* **WHAT IS REQUIRED**
Reproduce the listing below without any change.

*** RECORD EXTRACTS ***

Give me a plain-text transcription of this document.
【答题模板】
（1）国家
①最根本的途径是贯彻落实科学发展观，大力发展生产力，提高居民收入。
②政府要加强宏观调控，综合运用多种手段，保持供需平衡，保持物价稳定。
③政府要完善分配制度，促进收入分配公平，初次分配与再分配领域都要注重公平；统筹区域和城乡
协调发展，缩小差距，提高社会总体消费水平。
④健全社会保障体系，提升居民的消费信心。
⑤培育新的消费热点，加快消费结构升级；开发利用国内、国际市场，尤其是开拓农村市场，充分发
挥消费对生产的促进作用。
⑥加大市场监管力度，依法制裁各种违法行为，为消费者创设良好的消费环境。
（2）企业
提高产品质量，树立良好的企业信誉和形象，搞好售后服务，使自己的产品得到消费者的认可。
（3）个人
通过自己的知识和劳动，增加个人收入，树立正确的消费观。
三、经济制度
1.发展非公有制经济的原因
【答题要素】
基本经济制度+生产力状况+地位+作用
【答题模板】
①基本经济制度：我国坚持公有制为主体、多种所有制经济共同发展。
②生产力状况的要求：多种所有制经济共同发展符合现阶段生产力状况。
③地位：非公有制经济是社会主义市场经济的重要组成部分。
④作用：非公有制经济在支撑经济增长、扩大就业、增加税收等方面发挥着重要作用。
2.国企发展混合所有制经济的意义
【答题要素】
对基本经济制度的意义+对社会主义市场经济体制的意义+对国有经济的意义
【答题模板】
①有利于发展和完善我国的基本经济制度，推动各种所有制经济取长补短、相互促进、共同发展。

***

* **EXERCISE RESPONSE**
Give me a plain-text transcription of this document.
【答题模板】
（1）国家
①最根本的途径是贯彻落实科学发展观，大力发展生产力，提高居民收入。
②政府要加强宏观调控，综合运用多种手段，保持供需平衡，保持物价稳定。
③政府要完善分配制度，促进收入分配公平，初次分配与再分配领域都要注重公平；统筹区域和城乡
协调发展，缩小差距，提高社会总体消费水平。
④健全社会保障体系，提升居民的消费信心。
⑤培育新的消费热点，加快消费结构升级；开发利用国内、国际市场，尤其是开拓农村市场，充分发
挥消费对生产的促进作用。
⑥加大市场监管力度，依法制裁各种违法行为，为消费者创设良好的消费环境。
（2）企业
提高产品质量，树立良好的企业信誉和形象，搞好售后服务，使自己的产品得到消费者的认可。
（3）个人
通过自己的知识和劳动，增加个人收入，树立正确的消费观。
三、经济制度
1.发展非公有制经济的原因
【答题要素】
基本经济制度+生产力状况+地位+作用
【答题模板】
①基本经济制度：我国坚持公有制为主体、多种所有制经济共同发展。
②生产力状况的要求：多种所有制经济共同发展符合现阶段生产力状况。
③地位：非公有制经济是社会主义市场经济的重要组成部分。
④作用：非公有制经济在支撑经济增长、扩大就业、增加税收等方面发挥着重要作用。
2.国企发展混合所有制经济的意义
【答题要素】
对基本经济制度的意义+对社会主义市场经济体制的意义+对国有经济的意义
【答题模板】
①有利于发展和完善我国的基本经济制度，推动各种所有制经济取长补短、相互促进、共同发展。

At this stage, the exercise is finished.